------ DATA FOR THE TASK ------

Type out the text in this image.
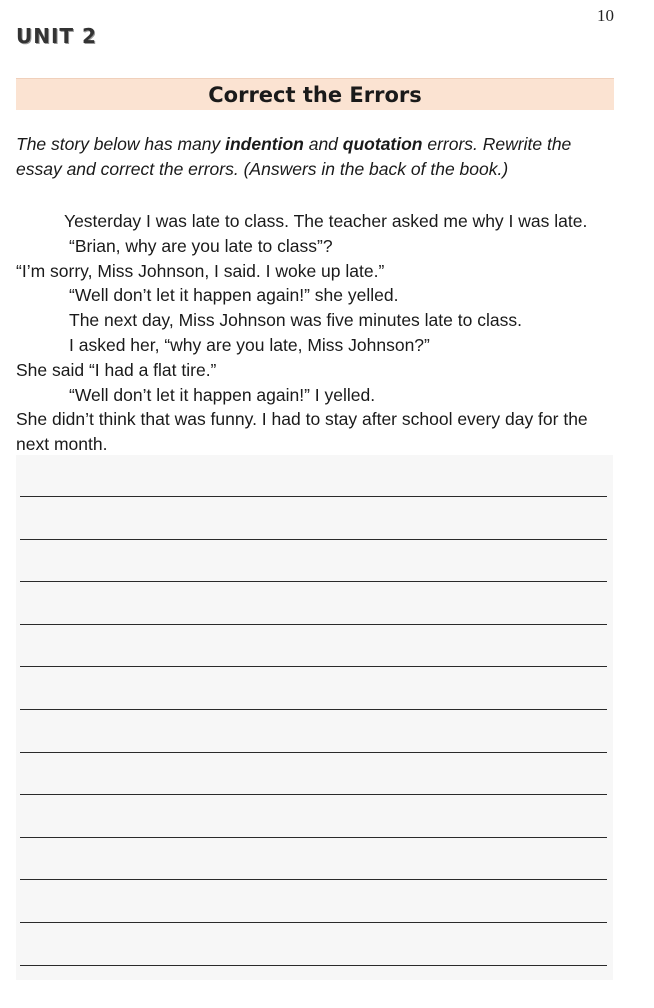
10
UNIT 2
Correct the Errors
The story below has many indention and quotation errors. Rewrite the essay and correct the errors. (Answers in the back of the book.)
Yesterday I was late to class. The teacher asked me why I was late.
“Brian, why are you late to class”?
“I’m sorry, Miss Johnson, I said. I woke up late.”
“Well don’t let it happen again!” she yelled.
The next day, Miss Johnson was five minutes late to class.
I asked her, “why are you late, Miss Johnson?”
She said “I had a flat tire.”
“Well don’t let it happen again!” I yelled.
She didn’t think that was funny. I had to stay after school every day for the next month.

------

*EXERCISE OBJECTIVE*:
Quote in full the listing given above; the images are to be left out.

*OUTPUT*:
Type out the text in this image.
10
UNIT 2
Correct the Errors
The story below has many indention and quotation errors. Rewrite the essay and correct the errors. (Answers in the back of the book.)
Yesterday I was late to class. The teacher asked me why I was late.
“Brian, why are you late to class”?
“I’m sorry, Miss Johnson, I said. I woke up late.”
“Well don’t let it happen again!” she yelled.
The next day, Miss Johnson was five minutes late to class.
I asked her, “why are you late, Miss Johnson?”
She said “I had a flat tire.”
“Well don’t let it happen again!” I yelled.
She didn’t think that was funny. I had to stay after school every day for the next month.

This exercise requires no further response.